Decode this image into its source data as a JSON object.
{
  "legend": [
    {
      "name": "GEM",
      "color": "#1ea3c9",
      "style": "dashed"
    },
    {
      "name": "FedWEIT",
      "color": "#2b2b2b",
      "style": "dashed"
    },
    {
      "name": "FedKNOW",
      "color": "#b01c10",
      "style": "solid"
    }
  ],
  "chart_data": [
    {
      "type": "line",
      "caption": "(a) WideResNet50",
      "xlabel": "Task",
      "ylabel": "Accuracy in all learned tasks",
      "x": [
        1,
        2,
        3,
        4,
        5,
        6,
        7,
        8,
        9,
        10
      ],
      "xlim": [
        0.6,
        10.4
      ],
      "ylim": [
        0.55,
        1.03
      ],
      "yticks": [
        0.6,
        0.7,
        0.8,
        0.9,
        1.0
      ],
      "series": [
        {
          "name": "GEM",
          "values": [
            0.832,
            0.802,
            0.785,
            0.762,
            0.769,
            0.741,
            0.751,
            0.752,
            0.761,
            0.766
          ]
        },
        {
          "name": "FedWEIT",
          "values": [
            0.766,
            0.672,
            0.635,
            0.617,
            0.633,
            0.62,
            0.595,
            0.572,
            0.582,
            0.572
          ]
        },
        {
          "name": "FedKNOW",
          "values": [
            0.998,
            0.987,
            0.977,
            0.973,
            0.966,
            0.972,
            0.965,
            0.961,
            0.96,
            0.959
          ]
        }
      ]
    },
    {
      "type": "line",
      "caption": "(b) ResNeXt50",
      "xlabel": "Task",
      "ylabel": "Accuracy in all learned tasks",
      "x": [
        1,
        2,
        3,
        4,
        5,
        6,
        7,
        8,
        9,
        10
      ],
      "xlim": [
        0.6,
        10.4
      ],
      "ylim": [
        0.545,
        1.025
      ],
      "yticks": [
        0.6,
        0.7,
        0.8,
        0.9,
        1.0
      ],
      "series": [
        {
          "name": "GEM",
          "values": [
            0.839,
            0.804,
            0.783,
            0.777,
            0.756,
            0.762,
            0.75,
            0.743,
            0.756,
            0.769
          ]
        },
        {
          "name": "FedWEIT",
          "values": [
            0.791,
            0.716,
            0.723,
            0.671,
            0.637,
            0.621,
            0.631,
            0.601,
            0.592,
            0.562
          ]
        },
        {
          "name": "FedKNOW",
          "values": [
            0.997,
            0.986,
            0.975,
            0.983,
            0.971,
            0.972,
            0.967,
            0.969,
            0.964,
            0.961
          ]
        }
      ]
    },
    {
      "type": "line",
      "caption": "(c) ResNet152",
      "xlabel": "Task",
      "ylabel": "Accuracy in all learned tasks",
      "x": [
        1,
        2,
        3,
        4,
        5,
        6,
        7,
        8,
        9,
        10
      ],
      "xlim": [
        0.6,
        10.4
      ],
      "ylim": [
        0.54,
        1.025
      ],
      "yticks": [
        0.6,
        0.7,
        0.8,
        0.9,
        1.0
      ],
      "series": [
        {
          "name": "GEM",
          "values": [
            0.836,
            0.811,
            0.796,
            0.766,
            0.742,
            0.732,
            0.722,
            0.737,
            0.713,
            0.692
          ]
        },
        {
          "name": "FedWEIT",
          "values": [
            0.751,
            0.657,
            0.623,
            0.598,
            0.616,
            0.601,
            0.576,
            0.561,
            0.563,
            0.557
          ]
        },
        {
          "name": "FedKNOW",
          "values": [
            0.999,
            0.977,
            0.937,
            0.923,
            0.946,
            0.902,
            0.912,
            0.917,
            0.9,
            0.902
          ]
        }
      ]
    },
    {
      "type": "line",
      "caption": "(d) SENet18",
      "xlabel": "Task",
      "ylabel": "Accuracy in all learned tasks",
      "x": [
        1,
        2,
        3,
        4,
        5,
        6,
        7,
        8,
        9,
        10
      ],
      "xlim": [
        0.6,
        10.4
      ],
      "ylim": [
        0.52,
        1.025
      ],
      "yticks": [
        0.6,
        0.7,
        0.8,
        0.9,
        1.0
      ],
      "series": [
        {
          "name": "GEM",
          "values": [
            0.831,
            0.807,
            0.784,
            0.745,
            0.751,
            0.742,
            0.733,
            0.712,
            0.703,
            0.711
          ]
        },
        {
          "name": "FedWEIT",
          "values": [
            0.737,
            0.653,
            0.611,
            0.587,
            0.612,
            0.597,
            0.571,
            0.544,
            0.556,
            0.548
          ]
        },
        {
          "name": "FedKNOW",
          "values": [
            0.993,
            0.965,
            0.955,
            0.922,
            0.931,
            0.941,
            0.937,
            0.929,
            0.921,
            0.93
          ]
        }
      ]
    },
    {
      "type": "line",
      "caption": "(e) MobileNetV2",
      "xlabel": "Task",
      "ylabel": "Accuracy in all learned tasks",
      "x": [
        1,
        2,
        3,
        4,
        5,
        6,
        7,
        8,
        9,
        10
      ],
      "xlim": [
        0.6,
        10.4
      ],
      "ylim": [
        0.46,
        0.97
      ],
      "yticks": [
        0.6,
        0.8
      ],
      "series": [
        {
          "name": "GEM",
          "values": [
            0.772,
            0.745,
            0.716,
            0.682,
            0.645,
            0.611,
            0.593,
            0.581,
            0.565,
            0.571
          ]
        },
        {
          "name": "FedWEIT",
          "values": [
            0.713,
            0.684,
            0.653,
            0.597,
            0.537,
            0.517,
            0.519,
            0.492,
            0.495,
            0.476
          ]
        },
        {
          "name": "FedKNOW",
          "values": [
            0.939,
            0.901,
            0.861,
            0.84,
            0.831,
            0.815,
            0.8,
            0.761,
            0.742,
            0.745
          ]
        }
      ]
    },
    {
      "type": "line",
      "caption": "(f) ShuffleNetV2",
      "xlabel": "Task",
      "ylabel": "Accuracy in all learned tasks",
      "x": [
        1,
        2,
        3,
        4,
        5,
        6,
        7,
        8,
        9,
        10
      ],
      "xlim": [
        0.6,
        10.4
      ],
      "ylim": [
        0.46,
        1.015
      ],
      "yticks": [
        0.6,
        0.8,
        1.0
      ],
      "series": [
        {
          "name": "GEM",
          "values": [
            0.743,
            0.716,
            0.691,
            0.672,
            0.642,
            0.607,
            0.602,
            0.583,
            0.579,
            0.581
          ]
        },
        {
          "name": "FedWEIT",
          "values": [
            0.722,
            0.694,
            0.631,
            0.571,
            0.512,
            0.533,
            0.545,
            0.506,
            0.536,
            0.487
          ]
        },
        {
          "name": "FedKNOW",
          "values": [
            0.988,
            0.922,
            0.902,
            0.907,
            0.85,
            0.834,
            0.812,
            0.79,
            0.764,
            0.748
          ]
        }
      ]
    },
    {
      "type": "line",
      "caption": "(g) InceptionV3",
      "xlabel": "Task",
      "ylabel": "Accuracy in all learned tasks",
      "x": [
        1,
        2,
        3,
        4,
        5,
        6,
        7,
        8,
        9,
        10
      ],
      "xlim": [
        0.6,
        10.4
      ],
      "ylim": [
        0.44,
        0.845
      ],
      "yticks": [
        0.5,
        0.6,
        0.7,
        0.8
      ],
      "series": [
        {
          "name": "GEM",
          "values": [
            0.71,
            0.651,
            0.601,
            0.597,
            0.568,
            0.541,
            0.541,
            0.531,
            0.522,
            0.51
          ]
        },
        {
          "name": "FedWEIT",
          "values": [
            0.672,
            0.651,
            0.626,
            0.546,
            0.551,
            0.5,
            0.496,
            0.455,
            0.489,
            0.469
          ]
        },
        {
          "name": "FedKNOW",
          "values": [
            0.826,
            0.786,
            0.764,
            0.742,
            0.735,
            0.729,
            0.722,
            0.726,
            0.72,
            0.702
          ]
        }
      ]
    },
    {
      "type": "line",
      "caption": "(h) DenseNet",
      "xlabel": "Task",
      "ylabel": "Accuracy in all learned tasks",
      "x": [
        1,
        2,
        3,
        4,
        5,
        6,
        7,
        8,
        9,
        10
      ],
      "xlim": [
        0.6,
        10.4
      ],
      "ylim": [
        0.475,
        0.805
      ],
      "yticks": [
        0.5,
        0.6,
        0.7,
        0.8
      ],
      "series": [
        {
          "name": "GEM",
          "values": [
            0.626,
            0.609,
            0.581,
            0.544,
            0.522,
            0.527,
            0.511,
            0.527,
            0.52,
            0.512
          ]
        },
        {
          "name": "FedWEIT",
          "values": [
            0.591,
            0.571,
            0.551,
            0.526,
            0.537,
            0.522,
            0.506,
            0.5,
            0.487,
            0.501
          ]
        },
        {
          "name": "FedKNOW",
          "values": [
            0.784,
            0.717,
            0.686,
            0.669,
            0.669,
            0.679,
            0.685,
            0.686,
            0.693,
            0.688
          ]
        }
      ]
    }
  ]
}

Directions: Track down the lines that include the word "caption" and copy them.

Answer for the task:
      "caption": "(a) WideResNet50",
      "caption": "(b) ResNeXt50",
      "caption": "(c) ResNet152",
      "caption": "(d) SENet18",
      "caption": "(e) MobileNetV2",
      "caption": "(f) ShuffleNetV2",
      "caption": "(g) InceptionV3",
      "caption": "(h) DenseNet",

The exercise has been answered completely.